Stored data entries:
--- start ---
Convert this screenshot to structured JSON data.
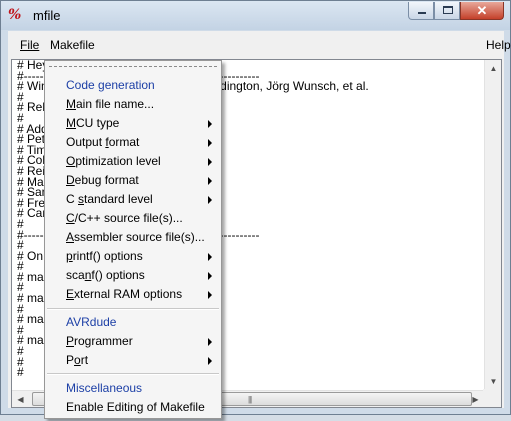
{
  "window": {
    "title": "mfile",
    "app_icon": "%",
    "caption_buttons": {
      "minimize": "minimize-icon",
      "maximize": "maximize-icon",
      "close": "✕"
    }
  },
  "menubar": {
    "file": "File",
    "makefile": "Makefile",
    "help": "Help"
  },
  "editor": {
    "lines": [
      "# Hey",
      "#-----------------------------------------------------------",
      "# Win                                        B. Weddington, Jörg Wunsch, et al.",
      "#",
      "# Rel",
      "#",
      "# Add                                       tten by:",
      "# Pet",
      "# Tim",
      "# Coli",
      "# Rei",
      "# Mar",
      "# San",
      "# Free",
      "# Car",
      "#",
      "#-----------------------------------------------------------",
      "#",
      "# On",
      "#",
      "# mak",
      "#",
      "# mak",
      "#",
      "# mak",
      "#",
      "# mak",
      "#",
      "#",
      "#"
    ]
  },
  "makefile_menu": {
    "code_generation_header": "Code generation",
    "items": [
      {
        "pre": "",
        "u": "M",
        "post": "ain file name...",
        "submenu": false
      },
      {
        "pre": "",
        "u": "M",
        "post": "CU type",
        "submenu": true
      },
      {
        "pre": "Output ",
        "u": "f",
        "post": "ormat",
        "submenu": true
      },
      {
        "pre": "",
        "u": "O",
        "post": "ptimization level",
        "submenu": true
      },
      {
        "pre": "",
        "u": "D",
        "post": "ebug format",
        "submenu": true
      },
      {
        "pre": "C ",
        "u": "s",
        "post": "tandard level",
        "submenu": true
      },
      {
        "pre": "",
        "u": "C",
        "post": "/C++ source file(s)...",
        "submenu": false
      },
      {
        "pre": "",
        "u": "A",
        "post": "ssembler source file(s)...",
        "submenu": false
      },
      {
        "pre": "",
        "u": "p",
        "post": "rintf() options",
        "submenu": true
      },
      {
        "pre": "sca",
        "u": "n",
        "post": "f() options",
        "submenu": true
      },
      {
        "pre": "",
        "u": "E",
        "post": "xternal RAM options",
        "submenu": true
      }
    ],
    "avrdude_header": "AVRdude",
    "avrdude_items": [
      {
        "pre": "",
        "u": "P",
        "post": "rogrammer",
        "submenu": true
      },
      {
        "pre": "P",
        "u": "o",
        "post": "rt",
        "submenu": true
      }
    ],
    "misc_header": "Miscellaneous",
    "misc_items": [
      {
        "pre": "Enable Editing of Makefile",
        "u": "",
        "post": "",
        "submenu": false
      }
    ]
  },
  "colors": {
    "header_text": "#1c3fa6",
    "window_border": "#6e7f92",
    "close_button": "#c4402a"
  }
}
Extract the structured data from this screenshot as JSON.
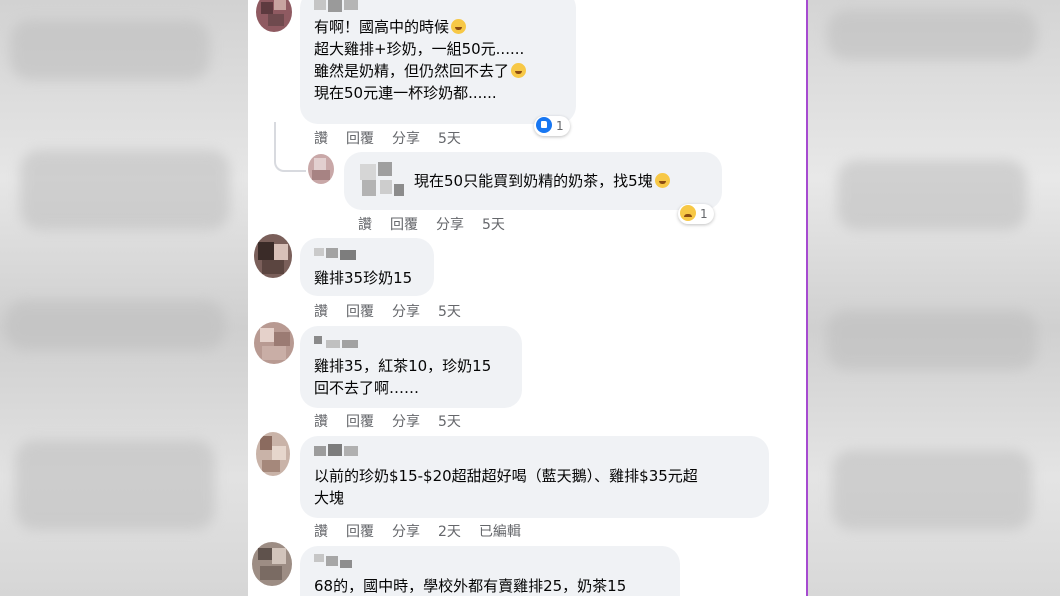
{
  "actions": {
    "like": "讚",
    "reply": "回覆",
    "share": "分享",
    "edited": "已編輯"
  },
  "comments": [
    {
      "lines": [
        "有啊！國高中的時候",
        "超大雞排+珍奶，一組50元......",
        "雖然是奶精，但仍然回不去了",
        "現在50元連一杯珍奶都......"
      ],
      "time": "5天",
      "reaction_count": "1",
      "reaction_icon": "like-icon"
    },
    {
      "lines": [
        "現在50只能買到奶精的奶茶，找5塊"
      ],
      "time": "5天",
      "reaction_count": "1",
      "reaction_icon": "sad-icon"
    },
    {
      "lines": [
        "雞排35珍奶15"
      ],
      "time": "5天"
    },
    {
      "lines": [
        "雞排35，紅茶10，珍奶15",
        "回不去了啊……"
      ],
      "time": "5天"
    },
    {
      "lines": [
        "以前的珍奶$15-$20超甜超好喝（藍天鵝）、雞排$35元超",
        "大塊"
      ],
      "time": "2天"
    },
    {
      "lines": [
        "68的，國中時，學校外都有賣雞排25，奶茶15"
      ]
    }
  ],
  "colors": {
    "bubble": "#f0f2f5",
    "meta": "#65676b",
    "like": "#1877f2",
    "border": "#a64ad0"
  }
}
--- end ---
WHAT IS BEING ASKED: Your copy of the data should match it exactly, except that pictures are left out.

ANSWER TO THIS PROBLEM:
Convert this screenshot to structured JSON data.
{
  "window": {
    "title": "mfile",
    "app_icon": "%",
    "caption_buttons": {
      "minimize": "minimize-icon",
      "maximize": "maximize-icon",
      "close": "✕"
    }
  },
  "menubar": {
    "file": "File",
    "makefile": "Makefile",
    "help": "Help"
  },
  "editor": {
    "lines": [
      "# Hey",
      "#-----------------------------------------------------------",
      "# Win                                        B. Weddington, Jörg Wunsch, et al.",
      "#",
      "# Rel",
      "#",
      "# Add                                       tten by:",
      "# Pet",
      "# Tim",
      "# Coli",
      "# Rei",
      "# Mar",
      "# San",
      "# Free",
      "# Car",
      "#",
      "#-----------------------------------------------------------",
      "#",
      "# On",
      "#",
      "# mak",
      "#",
      "# mak",
      "#",
      "# mak",
      "#",
      "# mak",
      "#",
      "#",
      "#"
    ]
  },
  "makefile_menu": {
    "code_generation_header": "Code generation",
    "items": [
      {
        "pre": "",
        "u": "M",
        "post": "ain file name...",
        "submenu": false
      },
      {
        "pre": "",
        "u": "M",
        "post": "CU type",
        "submenu": true
      },
      {
        "pre": "Output ",
        "u": "f",
        "post": "ormat",
        "submenu": true
      },
      {
        "pre": "",
        "u": "O",
        "post": "ptimization level",
        "submenu": true
      },
      {
        "pre": "",
        "u": "D",
        "post": "ebug format",
        "submenu": true
      },
      {
        "pre": "C ",
        "u": "s",
        "post": "tandard level",
        "submenu": true
      },
      {
        "pre": "",
        "u": "C",
        "post": "/C++ source file(s)...",
        "submenu": false
      },
      {
        "pre": "",
        "u": "A",
        "post": "ssembler source file(s)...",
        "submenu": false
      },
      {
        "pre": "",
        "u": "p",
        "post": "rintf() options",
        "submenu": true
      },
      {
        "pre": "sca",
        "u": "n",
        "post": "f() options",
        "submenu": true
      },
      {
        "pre": "",
        "u": "E",
        "post": "xternal RAM options",
        "submenu": true
      }
    ],
    "avrdude_header": "AVRdude",
    "avrdude_items": [
      {
        "pre": "",
        "u": "P",
        "post": "rogrammer",
        "submenu": true
      },
      {
        "pre": "P",
        "u": "o",
        "post": "rt",
        "submenu": true
      }
    ],
    "misc_header": "Miscellaneous",
    "misc_items": [
      {
        "pre": "Enable Editing of Makefile",
        "u": "",
        "post": "",
        "submenu": false
      }
    ]
  },
  "colors": {
    "header_text": "#1c3fa6",
    "window_border": "#6e7f92",
    "close_button": "#c4402a"
  }
}
Extract the structured data from this screenshot as JSON.
{
  "actions": {
    "like": "讚",
    "reply": "回覆",
    "share": "分享",
    "edited": "已編輯"
  },
  "comments": [
    {
      "lines": [
        "有啊！國高中的時候",
        "超大雞排+珍奶，一組50元......",
        "雖然是奶精，但仍然回不去了",
        "現在50元連一杯珍奶都......"
      ],
      "time": "5天",
      "reaction_count": "1",
      "reaction_icon": "like-icon"
    },
    {
      "lines": [
        "現在50只能買到奶精的奶茶，找5塊"
      ],
      "time": "5天",
      "reaction_count": "1",
      "reaction_icon": "sad-icon"
    },
    {
      "lines": [
        "雞排35珍奶15"
      ],
      "time": "5天"
    },
    {
      "lines": [
        "雞排35，紅茶10，珍奶15",
        "回不去了啊……"
      ],
      "time": "5天"
    },
    {
      "lines": [
        "以前的珍奶$15-$20超甜超好喝（藍天鵝）、雞排$35元超",
        "大塊"
      ],
      "time": "2天"
    },
    {
      "lines": [
        "68的，國中時，學校外都有賣雞排25，奶茶15"
      ]
    }
  ],
  "colors": {
    "bubble": "#f0f2f5",
    "meta": "#65676b",
    "like": "#1877f2",
    "border": "#a64ad0"
  }
}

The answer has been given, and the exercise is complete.